--- The input ---

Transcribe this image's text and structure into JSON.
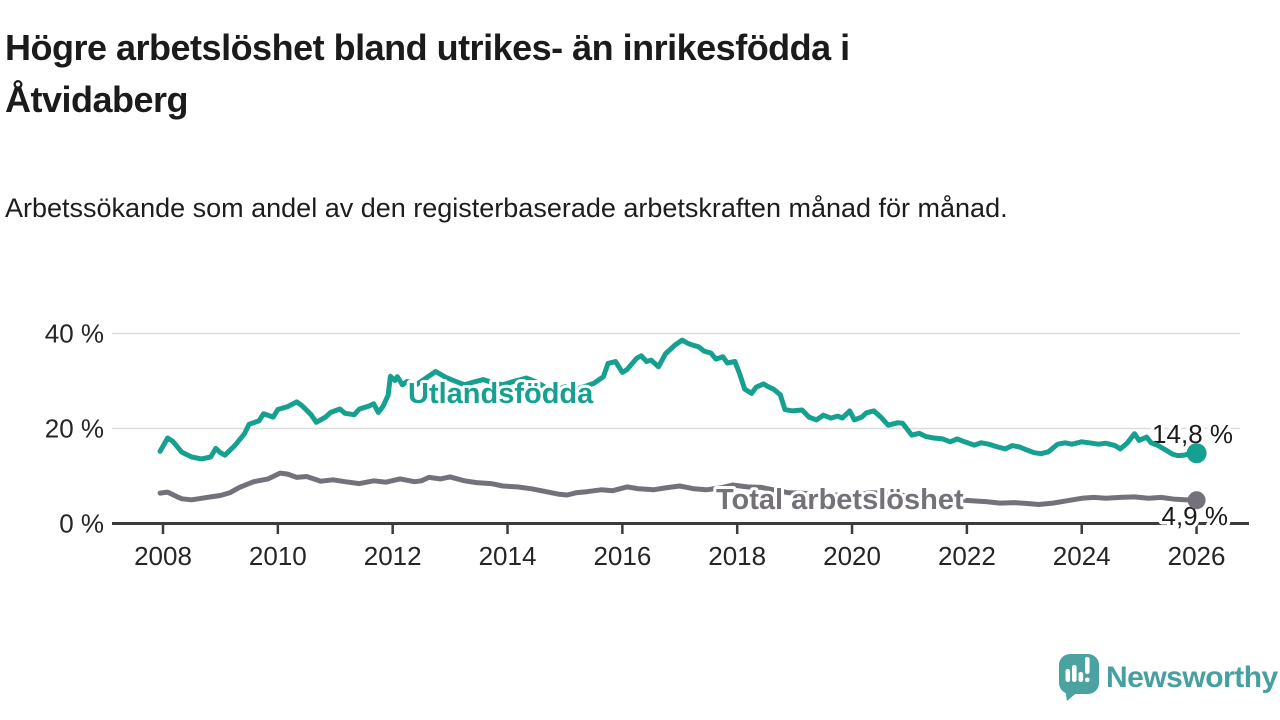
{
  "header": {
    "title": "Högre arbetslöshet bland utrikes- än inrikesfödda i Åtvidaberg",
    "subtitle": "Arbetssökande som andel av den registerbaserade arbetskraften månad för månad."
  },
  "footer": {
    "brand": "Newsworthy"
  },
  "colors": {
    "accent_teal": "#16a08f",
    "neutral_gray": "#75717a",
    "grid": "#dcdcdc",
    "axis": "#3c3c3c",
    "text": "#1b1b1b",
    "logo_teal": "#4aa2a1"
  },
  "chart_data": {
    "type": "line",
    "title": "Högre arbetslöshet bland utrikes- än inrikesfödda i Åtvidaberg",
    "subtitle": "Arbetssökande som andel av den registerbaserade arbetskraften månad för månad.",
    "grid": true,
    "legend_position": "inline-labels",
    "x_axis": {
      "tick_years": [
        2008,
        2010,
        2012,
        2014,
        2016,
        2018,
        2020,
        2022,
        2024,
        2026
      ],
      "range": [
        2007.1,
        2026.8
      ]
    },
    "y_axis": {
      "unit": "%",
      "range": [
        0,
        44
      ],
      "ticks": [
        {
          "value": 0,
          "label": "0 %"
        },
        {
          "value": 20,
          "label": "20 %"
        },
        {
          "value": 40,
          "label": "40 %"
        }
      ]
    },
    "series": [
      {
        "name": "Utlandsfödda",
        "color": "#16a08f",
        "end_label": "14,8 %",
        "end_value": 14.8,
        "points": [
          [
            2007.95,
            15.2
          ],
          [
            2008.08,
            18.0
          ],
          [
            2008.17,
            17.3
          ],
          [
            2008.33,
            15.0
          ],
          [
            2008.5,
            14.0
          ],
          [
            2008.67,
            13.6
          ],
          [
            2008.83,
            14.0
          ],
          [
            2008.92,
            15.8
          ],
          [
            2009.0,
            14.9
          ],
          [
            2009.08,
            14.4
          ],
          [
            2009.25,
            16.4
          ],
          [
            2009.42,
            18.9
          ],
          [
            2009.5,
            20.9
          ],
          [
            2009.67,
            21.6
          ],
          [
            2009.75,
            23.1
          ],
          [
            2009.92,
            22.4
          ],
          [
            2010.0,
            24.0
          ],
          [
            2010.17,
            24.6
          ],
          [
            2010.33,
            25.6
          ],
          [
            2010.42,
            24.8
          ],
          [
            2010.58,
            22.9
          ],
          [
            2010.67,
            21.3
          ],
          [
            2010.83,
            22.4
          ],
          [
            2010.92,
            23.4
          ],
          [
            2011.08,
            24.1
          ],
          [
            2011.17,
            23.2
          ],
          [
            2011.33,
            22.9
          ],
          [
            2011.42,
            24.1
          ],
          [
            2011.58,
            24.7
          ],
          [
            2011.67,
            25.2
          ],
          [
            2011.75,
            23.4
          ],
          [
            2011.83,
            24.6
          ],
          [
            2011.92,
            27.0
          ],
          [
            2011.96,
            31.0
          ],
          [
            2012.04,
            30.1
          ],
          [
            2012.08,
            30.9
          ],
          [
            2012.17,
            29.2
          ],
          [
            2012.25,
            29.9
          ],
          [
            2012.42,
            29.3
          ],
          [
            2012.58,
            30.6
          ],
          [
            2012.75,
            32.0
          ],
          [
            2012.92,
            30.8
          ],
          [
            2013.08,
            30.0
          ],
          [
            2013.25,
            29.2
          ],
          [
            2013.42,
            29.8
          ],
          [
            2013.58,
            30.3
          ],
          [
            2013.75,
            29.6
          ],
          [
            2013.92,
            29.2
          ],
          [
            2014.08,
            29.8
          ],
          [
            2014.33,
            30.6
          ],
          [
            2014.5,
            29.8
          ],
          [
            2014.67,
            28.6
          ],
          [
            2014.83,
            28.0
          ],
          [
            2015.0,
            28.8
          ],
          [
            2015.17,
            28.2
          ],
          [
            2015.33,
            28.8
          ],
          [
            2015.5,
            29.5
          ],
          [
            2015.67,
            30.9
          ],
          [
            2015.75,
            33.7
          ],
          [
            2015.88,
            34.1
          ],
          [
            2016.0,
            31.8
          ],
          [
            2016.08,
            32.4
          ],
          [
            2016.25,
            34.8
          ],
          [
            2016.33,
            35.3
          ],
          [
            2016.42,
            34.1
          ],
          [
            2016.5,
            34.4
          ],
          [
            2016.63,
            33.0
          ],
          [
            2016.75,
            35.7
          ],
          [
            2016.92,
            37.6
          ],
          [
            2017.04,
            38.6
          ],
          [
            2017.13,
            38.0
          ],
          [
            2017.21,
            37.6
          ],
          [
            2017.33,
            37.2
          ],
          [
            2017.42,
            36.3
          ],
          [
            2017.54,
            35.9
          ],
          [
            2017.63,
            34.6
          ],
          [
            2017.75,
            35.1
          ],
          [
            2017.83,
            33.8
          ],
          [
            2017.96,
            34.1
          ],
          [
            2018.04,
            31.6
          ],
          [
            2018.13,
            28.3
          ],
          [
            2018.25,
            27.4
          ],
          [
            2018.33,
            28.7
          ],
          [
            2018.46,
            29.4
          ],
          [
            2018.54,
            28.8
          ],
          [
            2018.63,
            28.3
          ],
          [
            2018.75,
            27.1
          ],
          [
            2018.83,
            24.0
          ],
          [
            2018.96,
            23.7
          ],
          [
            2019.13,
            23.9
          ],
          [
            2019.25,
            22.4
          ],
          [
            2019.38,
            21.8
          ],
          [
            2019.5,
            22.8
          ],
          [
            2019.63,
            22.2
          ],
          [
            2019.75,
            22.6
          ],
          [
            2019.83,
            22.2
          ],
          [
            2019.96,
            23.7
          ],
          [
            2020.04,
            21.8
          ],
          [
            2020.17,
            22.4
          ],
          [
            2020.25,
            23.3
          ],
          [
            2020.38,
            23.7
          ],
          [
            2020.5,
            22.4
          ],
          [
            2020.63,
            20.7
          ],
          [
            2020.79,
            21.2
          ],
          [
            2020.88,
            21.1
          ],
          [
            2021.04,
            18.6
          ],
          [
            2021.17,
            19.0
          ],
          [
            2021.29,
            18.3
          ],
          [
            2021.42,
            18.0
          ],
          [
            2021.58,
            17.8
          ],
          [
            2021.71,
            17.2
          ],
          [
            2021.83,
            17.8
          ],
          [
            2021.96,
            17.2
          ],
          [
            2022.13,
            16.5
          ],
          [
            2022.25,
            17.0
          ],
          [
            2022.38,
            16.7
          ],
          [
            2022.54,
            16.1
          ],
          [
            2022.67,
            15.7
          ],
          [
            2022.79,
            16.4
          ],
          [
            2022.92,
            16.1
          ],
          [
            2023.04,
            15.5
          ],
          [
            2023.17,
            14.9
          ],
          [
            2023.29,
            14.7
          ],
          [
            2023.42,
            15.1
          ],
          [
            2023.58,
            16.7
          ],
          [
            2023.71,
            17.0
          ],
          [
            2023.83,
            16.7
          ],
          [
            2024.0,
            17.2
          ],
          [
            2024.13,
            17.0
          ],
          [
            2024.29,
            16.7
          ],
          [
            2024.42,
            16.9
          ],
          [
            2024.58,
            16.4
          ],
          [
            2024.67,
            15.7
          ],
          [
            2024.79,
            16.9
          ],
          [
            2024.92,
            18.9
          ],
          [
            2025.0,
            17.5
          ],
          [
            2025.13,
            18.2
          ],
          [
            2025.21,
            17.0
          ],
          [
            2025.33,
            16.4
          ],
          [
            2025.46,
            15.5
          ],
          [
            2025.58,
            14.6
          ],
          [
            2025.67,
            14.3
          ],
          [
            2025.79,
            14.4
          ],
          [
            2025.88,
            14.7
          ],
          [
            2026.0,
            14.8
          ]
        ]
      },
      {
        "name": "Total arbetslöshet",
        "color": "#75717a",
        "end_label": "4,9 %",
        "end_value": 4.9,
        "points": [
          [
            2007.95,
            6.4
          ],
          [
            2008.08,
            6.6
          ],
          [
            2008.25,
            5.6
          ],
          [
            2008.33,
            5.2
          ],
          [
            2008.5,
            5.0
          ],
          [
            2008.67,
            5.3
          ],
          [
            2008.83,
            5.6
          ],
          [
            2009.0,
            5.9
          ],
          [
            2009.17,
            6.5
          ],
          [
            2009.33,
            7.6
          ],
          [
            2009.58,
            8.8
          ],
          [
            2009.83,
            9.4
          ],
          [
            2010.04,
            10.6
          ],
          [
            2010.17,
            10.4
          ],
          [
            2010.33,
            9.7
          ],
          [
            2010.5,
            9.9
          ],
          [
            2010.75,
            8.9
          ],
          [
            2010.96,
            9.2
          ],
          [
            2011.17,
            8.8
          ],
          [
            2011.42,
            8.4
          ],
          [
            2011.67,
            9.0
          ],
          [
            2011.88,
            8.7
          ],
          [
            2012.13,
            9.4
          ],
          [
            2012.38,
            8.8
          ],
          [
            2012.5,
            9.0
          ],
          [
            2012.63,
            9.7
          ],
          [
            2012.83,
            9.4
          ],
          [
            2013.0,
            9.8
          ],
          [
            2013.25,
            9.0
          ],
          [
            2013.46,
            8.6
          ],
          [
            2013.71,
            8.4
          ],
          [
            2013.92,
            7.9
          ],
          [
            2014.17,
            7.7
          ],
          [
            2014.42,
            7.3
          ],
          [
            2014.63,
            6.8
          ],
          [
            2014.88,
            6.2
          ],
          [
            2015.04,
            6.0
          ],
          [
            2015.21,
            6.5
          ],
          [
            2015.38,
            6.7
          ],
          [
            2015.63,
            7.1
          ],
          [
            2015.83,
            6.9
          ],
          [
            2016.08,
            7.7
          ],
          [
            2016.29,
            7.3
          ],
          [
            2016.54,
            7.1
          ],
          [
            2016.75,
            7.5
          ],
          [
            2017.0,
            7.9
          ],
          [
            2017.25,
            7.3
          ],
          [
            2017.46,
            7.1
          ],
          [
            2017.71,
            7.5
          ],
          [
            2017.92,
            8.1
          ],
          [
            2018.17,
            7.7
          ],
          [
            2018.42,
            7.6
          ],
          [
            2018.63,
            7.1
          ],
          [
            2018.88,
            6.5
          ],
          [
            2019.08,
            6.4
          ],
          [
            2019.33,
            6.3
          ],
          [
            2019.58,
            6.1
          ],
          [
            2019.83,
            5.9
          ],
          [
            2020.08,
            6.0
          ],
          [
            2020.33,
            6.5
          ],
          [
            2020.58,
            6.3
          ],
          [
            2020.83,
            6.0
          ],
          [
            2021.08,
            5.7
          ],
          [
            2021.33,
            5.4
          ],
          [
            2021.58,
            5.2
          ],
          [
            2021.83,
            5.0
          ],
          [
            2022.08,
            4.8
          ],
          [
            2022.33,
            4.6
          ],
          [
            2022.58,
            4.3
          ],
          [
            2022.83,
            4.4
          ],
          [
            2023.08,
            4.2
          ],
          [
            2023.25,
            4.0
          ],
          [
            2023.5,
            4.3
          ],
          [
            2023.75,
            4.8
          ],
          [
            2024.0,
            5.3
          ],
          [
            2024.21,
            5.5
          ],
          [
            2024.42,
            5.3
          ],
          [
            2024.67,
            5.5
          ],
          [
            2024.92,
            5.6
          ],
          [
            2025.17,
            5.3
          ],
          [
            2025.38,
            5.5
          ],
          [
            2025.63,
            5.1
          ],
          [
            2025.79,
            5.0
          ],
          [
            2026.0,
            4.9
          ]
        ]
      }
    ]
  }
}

---

**Directions for this task**
Using the records above, find and show each line with the string "arbetskraften".

**Solution for this task**
    "subtitle": "Arbetssökande som andel av den registerbaserade arbetskraften månad för månad."
    "subtitle": "Arbetssökande som andel av den registerbaserade arbetskraften månad för månad.",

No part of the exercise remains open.